Extracts from a graphics dataset
------------------------------------

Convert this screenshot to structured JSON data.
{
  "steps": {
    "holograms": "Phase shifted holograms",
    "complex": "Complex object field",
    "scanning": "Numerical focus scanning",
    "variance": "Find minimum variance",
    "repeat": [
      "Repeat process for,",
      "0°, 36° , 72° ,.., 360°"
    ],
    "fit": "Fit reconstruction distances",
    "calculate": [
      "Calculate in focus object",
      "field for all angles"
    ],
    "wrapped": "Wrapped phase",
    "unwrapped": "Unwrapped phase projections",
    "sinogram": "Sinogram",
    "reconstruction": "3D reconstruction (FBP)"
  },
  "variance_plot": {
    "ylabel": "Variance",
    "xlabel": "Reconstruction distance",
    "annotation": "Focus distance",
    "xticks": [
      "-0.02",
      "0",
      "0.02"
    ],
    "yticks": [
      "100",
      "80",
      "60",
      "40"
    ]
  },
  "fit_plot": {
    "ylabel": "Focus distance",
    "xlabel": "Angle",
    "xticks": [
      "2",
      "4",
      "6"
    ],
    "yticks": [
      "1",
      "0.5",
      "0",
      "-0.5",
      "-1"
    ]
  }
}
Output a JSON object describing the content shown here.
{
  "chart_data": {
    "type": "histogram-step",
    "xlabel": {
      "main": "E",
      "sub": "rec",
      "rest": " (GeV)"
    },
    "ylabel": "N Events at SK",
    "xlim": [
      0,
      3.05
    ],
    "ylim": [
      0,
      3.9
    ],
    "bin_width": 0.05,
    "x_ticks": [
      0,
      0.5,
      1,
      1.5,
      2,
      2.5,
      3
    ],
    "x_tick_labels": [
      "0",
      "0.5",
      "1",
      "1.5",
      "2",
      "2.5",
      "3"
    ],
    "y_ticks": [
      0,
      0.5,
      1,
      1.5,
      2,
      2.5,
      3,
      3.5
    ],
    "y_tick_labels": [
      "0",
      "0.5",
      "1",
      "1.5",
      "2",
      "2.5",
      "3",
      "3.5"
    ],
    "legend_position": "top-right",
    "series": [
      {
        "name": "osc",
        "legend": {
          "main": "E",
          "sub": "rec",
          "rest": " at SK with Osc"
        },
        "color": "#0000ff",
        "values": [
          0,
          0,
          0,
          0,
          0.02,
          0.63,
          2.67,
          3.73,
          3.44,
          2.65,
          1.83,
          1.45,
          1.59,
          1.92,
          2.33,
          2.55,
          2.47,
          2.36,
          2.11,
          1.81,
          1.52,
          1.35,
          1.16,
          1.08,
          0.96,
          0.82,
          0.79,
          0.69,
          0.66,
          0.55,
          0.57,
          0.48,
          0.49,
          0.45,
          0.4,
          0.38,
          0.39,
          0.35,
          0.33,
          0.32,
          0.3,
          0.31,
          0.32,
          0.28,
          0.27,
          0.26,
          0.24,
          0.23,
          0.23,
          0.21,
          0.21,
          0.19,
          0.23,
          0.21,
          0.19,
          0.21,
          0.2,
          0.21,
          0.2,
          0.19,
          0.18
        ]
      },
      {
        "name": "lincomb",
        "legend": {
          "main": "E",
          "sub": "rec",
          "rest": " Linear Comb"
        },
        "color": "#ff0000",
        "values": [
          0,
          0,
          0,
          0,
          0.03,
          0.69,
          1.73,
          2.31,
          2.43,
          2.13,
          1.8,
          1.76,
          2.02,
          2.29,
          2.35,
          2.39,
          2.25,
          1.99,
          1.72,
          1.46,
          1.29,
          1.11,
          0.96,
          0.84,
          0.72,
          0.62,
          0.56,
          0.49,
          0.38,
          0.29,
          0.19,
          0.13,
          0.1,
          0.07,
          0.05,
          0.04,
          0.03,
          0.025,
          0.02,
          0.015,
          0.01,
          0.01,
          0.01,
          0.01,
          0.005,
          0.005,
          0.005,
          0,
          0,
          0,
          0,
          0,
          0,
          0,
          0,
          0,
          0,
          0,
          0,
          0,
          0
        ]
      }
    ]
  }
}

------------------------------------

> [PROMPT]: Repeat all of the entries exactly.

> [ANSWER TO THIS EXERCISE]:
Convert this screenshot to structured JSON data.
{
  "steps": {
    "holograms": "Phase shifted holograms",
    "complex": "Complex object field",
    "scanning": "Numerical focus scanning",
    "variance": "Find minimum variance",
    "repeat": [
      "Repeat process for,",
      "0°, 36° , 72° ,.., 360°"
    ],
    "fit": "Fit reconstruction distances",
    "calculate": [
      "Calculate in focus object",
      "field for all angles"
    ],
    "wrapped": "Wrapped phase",
    "unwrapped": "Unwrapped phase projections",
    "sinogram": "Sinogram",
    "reconstruction": "3D reconstruction (FBP)"
  },
  "variance_plot": {
    "ylabel": "Variance",
    "xlabel": "Reconstruction distance",
    "annotation": "Focus distance",
    "xticks": [
      "-0.02",
      "0",
      "0.02"
    ],
    "yticks": [
      "100",
      "80",
      "60",
      "40"
    ]
  },
  "fit_plot": {
    "ylabel": "Focus distance",
    "xlabel": "Angle",
    "xticks": [
      "2",
      "4",
      "6"
    ],
    "yticks": [
      "1",
      "0.5",
      "0",
      "-0.5",
      "-1"
    ]
  }
}
Output a JSON object describing the content shown here.
{
  "chart_data": {
    "type": "histogram-step",
    "xlabel": {
      "main": "E",
      "sub": "rec",
      "rest": " (GeV)"
    },
    "ylabel": "N Events at SK",
    "xlim": [
      0,
      3.05
    ],
    "ylim": [
      0,
      3.9
    ],
    "bin_width": 0.05,
    "x_ticks": [
      0,
      0.5,
      1,
      1.5,
      2,
      2.5,
      3
    ],
    "x_tick_labels": [
      "0",
      "0.5",
      "1",
      "1.5",
      "2",
      "2.5",
      "3"
    ],
    "y_ticks": [
      0,
      0.5,
      1,
      1.5,
      2,
      2.5,
      3,
      3.5
    ],
    "y_tick_labels": [
      "0",
      "0.5",
      "1",
      "1.5",
      "2",
      "2.5",
      "3",
      "3.5"
    ],
    "legend_position": "top-right",
    "series": [
      {
        "name": "osc",
        "legend": {
          "main": "E",
          "sub": "rec",
          "rest": " at SK with Osc"
        },
        "color": "#0000ff",
        "values": [
          0,
          0,
          0,
          0,
          0.02,
          0.63,
          2.67,
          3.73,
          3.44,
          2.65,
          1.83,
          1.45,
          1.59,
          1.92,
          2.33,
          2.55,
          2.47,
          2.36,
          2.11,
          1.81,
          1.52,
          1.35,
          1.16,
          1.08,
          0.96,
          0.82,
          0.79,
          0.69,
          0.66,
          0.55,
          0.57,
          0.48,
          0.49,
          0.45,
          0.4,
          0.38,
          0.39,
          0.35,
          0.33,
          0.32,
          0.3,
          0.31,
          0.32,
          0.28,
          0.27,
          0.26,
          0.24,
          0.23,
          0.23,
          0.21,
          0.21,
          0.19,
          0.23,
          0.21,
          0.19,
          0.21,
          0.2,
          0.21,
          0.2,
          0.19,
          0.18
        ]
      },
      {
        "name": "lincomb",
        "legend": {
          "main": "E",
          "sub": "rec",
          "rest": " Linear Comb"
        },
        "color": "#ff0000",
        "values": [
          0,
          0,
          0,
          0,
          0.03,
          0.69,
          1.73,
          2.31,
          2.43,
          2.13,
          1.8,
          1.76,
          2.02,
          2.29,
          2.35,
          2.39,
          2.25,
          1.99,
          1.72,
          1.46,
          1.29,
          1.11,
          0.96,
          0.84,
          0.72,
          0.62,
          0.56,
          0.49,
          0.38,
          0.29,
          0.19,
          0.13,
          0.1,
          0.07,
          0.05,
          0.04,
          0.03,
          0.025,
          0.02,
          0.015,
          0.01,
          0.01,
          0.01,
          0.01,
          0.005,
          0.005,
          0.005,
          0,
          0,
          0,
          0,
          0,
          0,
          0,
          0,
          0,
          0,
          0,
          0,
          0,
          0
        ]
      }
    ]
  }
}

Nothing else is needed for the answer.